Required action 1: In the biotech foods article, which start-up did Upside Foods announce it had acquired?
Required action 2: Please copy everything in the biotech foods article from "Decades ago, when" down to "products or meat.", switching "soymilk" to "almond milk".
Required action 3: Carry on with the biotech foods article from where it stops.

Excerpted text:
#####

Do Consumers Want Or Need These Biotech Foods?

Food & Drink

Last week, Upside Foods, which is developing cell-cultured meat, announced its acquisition of Cultured Decadence, a start-up that aims to make seafood from cells, starting with lobster.

Yes lobster. Why? Of course, lobsters are over-fished, as is most seafood. But that reality alone does not create consumer demand.  

All that matters at the end of the day is: what do consumers want to buy?

Decades ago, when food makers started selling alternatives to animal products, such as soymilk and tempeh, the idea was to solve a problem: many consumers, for a variety of reasons, could not or chose not to consume dairy products or meat.

These days, the rush to replicate animal products and ingredients has far less to do with meeting consumer demand. Rather, it’s all about investor frenzy, and “because we can.”

A look at one investor’s reasoning is illustrative. The Branch Venture Group explains its seed investment into Cultured Decadence by listing the following reasons: 1) what they call “supply chain inefficiencies” for lobster caught the old-fashioned way; 2) confidence in the company’s team; 3) size of the addressable market ($20 billion); and 4) ability for a high-value product to compete in the market compared to cheaper meat products.

#####

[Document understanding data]

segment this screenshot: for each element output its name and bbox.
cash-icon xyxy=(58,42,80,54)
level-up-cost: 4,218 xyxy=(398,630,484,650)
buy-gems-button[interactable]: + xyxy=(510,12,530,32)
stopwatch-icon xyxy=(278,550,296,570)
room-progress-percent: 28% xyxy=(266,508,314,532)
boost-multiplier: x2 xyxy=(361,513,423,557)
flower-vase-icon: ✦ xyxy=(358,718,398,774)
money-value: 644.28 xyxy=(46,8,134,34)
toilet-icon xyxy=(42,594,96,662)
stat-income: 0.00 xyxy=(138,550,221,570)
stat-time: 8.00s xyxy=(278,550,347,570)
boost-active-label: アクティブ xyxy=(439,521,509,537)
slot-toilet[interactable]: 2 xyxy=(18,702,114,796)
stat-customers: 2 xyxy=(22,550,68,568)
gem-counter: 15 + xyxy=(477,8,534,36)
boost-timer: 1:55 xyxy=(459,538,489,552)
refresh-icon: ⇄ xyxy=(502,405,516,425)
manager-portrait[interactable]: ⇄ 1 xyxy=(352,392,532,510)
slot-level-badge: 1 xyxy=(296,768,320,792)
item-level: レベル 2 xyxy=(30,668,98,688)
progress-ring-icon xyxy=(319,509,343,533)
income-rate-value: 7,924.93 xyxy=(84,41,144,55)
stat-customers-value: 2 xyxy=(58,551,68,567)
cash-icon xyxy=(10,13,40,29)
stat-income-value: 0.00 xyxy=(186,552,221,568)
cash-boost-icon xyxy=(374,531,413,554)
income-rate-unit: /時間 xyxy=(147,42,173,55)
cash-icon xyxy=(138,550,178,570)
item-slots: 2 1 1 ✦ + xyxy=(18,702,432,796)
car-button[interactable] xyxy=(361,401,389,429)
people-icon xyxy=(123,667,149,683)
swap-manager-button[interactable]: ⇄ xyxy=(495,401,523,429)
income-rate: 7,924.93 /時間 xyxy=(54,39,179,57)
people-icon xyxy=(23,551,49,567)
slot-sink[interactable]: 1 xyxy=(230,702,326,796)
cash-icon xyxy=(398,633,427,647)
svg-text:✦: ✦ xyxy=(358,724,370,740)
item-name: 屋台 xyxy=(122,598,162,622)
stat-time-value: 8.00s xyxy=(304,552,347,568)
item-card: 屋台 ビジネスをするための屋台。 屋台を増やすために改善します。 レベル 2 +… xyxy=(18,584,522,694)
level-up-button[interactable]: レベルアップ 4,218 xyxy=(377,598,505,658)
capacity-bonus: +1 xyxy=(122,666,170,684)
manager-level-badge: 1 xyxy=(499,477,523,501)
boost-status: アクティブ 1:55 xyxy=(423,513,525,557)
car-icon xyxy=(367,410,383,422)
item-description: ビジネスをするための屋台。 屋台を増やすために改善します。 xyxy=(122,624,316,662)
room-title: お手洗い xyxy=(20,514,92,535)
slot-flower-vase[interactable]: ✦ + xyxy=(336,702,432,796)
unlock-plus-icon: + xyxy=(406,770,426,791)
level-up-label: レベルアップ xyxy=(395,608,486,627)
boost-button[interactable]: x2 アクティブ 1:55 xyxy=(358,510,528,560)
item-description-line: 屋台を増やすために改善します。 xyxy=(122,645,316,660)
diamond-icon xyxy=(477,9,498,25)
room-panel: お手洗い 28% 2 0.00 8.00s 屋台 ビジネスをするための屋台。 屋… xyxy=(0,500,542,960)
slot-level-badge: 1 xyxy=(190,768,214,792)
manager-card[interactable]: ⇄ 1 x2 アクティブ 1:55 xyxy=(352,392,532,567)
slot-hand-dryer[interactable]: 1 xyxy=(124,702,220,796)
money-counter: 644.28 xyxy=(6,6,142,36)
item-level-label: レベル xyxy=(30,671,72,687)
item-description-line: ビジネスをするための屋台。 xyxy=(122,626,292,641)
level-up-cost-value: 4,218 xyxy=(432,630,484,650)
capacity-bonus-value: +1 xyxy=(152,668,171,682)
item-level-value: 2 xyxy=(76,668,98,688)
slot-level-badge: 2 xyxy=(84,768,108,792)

#####

Final answer 1: Cultured Decadence

Final answer 2:
Decades ago, when food makers started selling alternatives to animal products, such as almond milk and tempeh, the idea was to solve a problem: many consumers, for a variety of reasons, could not or chose not to consume dairy products or meat.

Final answer 3:
Notice anything that’s missing from the list? Consumer demand. Perhaps the assumption is that consumers will fall in line once all the regular lobster runs out?

That is a very different consumer proposition than the “vegan foods 1.0” era, where a portion of the consumer was already not consuming animal products and new vegan foods offered tasty alternatives. Even in the current era of “vegan foods 2.0” (Beyond Meat et. al.) the target consumer is a meat-eater who wants to cut down on animal meat and is happy to have a great-tasting alternative.

But who is biotech lobster for exactly?

Here are a few similar head-scratching biotech products:

The EVERY company’s “egg protein”. When the company started (as Clara Foods) they were making egg whites that they intended to sell as an ingredient. That made more sense than this current iteration: isolated egg protein. Apparently, the juice company Pressed was convinced to add it to their “Pineapple Green Protein” smoothie. The press release touts the biotech ingredient as “the world’s first animal-free egg white protein.” Often there is a good reason it hasn’t been done before.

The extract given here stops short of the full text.